Dataset items
========================================================================

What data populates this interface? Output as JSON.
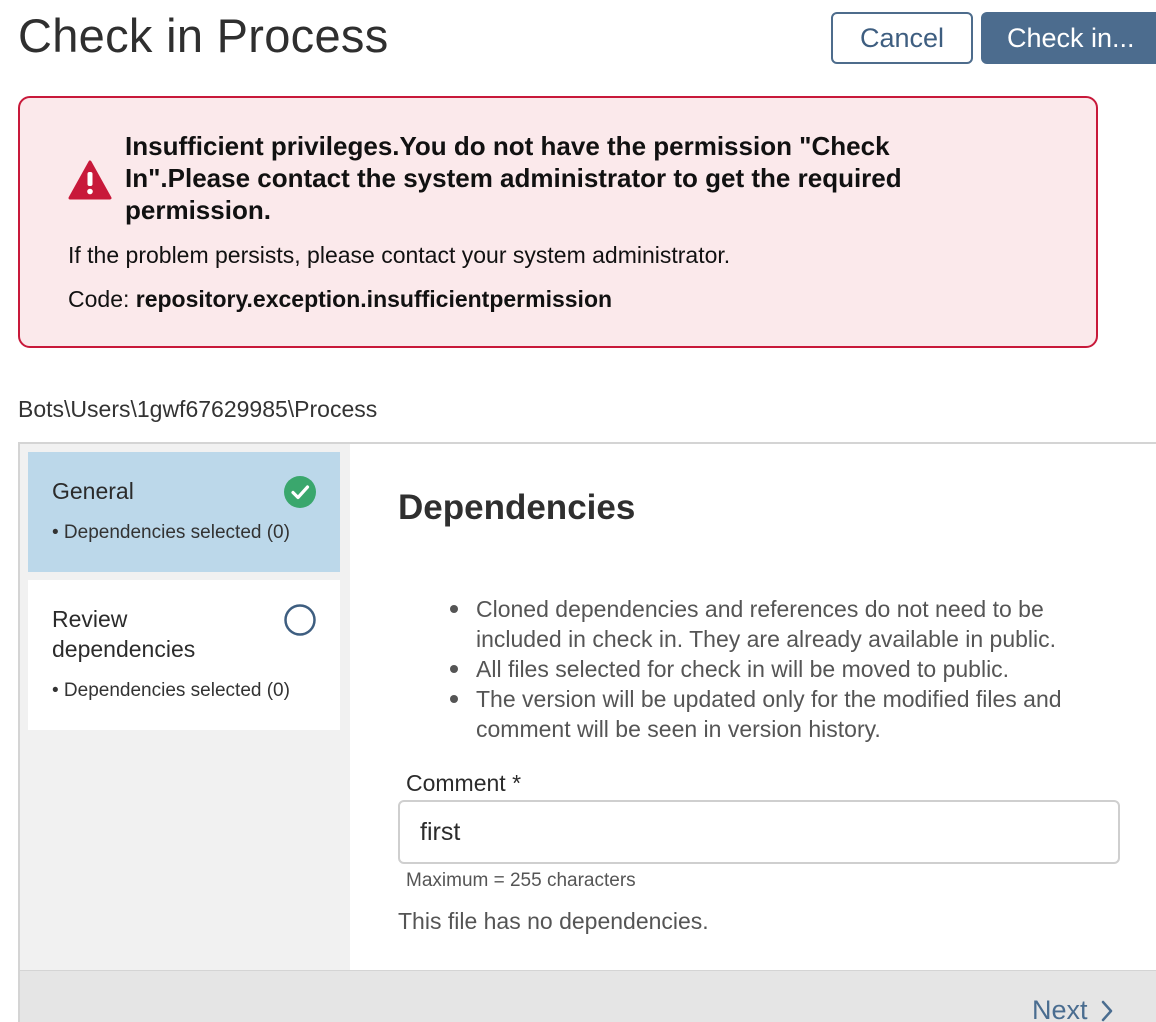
{
  "header": {
    "title": "Check in Process",
    "cancel_label": "Cancel",
    "checkin_label": "Check in..."
  },
  "error": {
    "title": "Insufficient privileges.You do not have the permission \"Check In\".Please contact the system administrator to get the required permission.",
    "persist_text": "If the problem persists, please contact your system administrator.",
    "code_label": "Code: ",
    "code_value": "repository.exception.insufficientpermission",
    "icon": "warning-triangle-icon",
    "accent_color": "#c8193a"
  },
  "breadcrumb": "Bots\\Users\\1gwf67629985\\Process",
  "steps": [
    {
      "title": "General",
      "meta": "• Dependencies selected (0)",
      "status": "complete",
      "icon": "check-circle-icon"
    },
    {
      "title": "Review dependencies",
      "meta": "• Dependencies selected (0)",
      "status": "pending",
      "icon": "empty-circle-icon"
    }
  ],
  "content": {
    "heading": "Dependencies",
    "info": [
      "Cloned dependencies and references do not need to be included in check in. They are already available in public.",
      "All files selected for check in will be moved to public.",
      "The version will be updated only for the modified files and comment will be seen in version history."
    ],
    "comment_label": "Comment *",
    "comment_value": "first",
    "comment_hint": "Maximum = 255 characters",
    "no_dependencies": "This file has no dependencies."
  },
  "footer": {
    "next_label": "Next"
  },
  "colors": {
    "primary": "#4c6c8e",
    "active_step": "#bcd8ea",
    "success": "#3aa76d"
  }
}
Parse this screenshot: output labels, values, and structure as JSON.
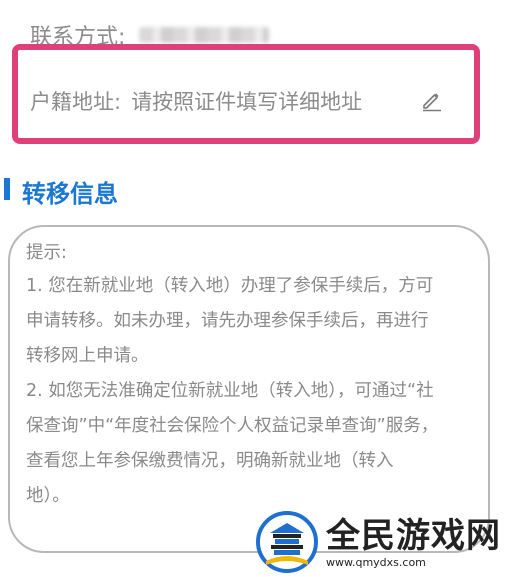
{
  "contact": {
    "label": "联系方式:"
  },
  "address": {
    "label": "户籍地址:",
    "placeholder": "请按照证件填写详细地址",
    "highlight_color": "#e0407a"
  },
  "section": {
    "title": "转移信息",
    "accent_color": "#1a77d2"
  },
  "tip": {
    "heading": "提示:",
    "lines": [
      "1. 您在新就业地（转入地）办理了参保手续后，方可",
      "申请转移。如未办理，请先办理参保手续后，再进行",
      "转移网上申请。",
      "2. 如您无法准确定位新就业地（转入地），可通过“社",
      "保查询”中“年度社会保险个人权益记录单查询”服务，",
      "查看您上年参保缴费情况，明确新就业地（转入",
      "地）。"
    ]
  },
  "watermark": {
    "title": "全民游戏网",
    "url": "www.qmydxs.com"
  },
  "icons": {
    "edit": "pencil-edit-icon",
    "logo": "temple-logo-icon"
  }
}
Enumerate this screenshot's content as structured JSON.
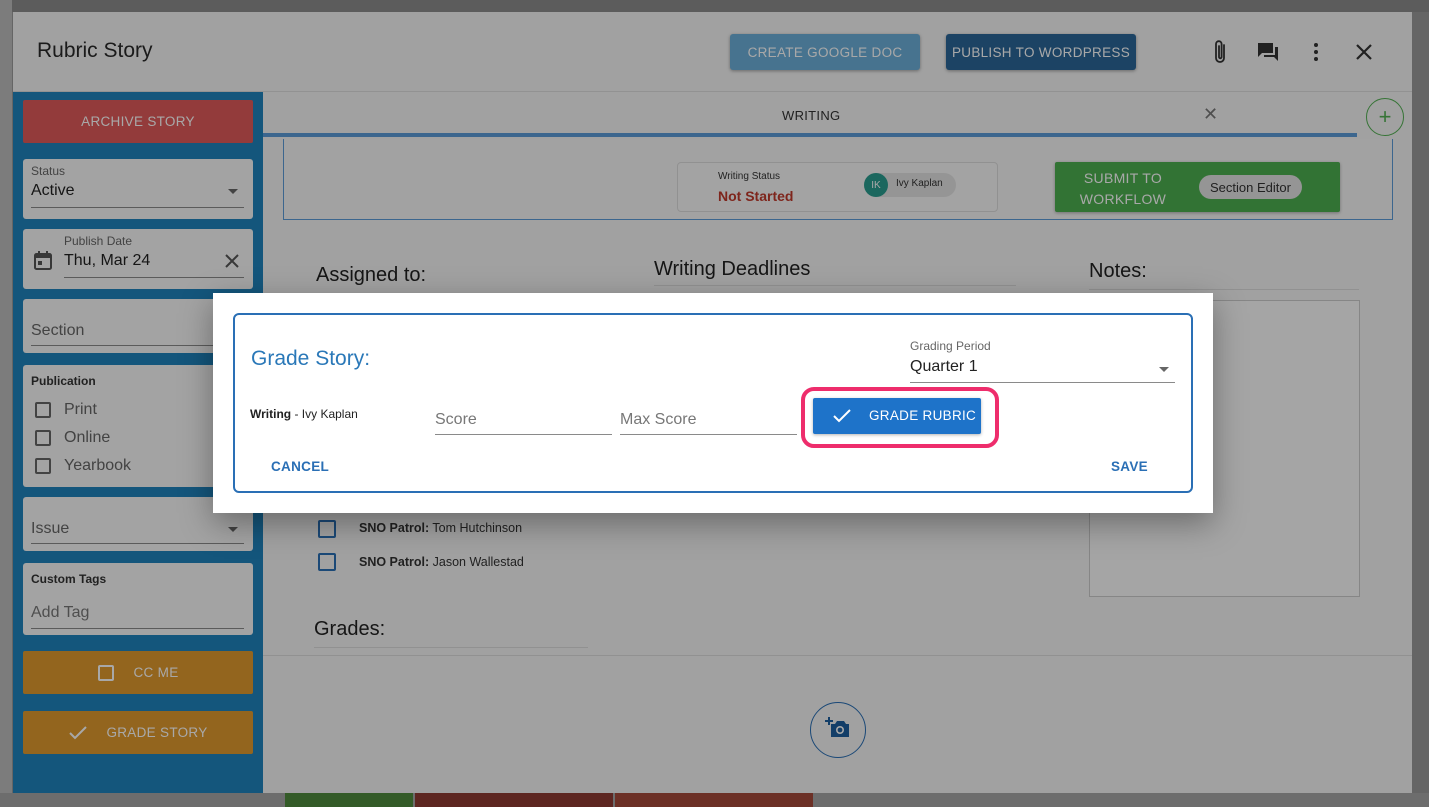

========================================================================

*WRITTEN EXERCISE*: Check each line of the data above for the word "Process", then state how many lines have it. Give the number alone.

*SOLUTION TO THE EXERCISE*: 2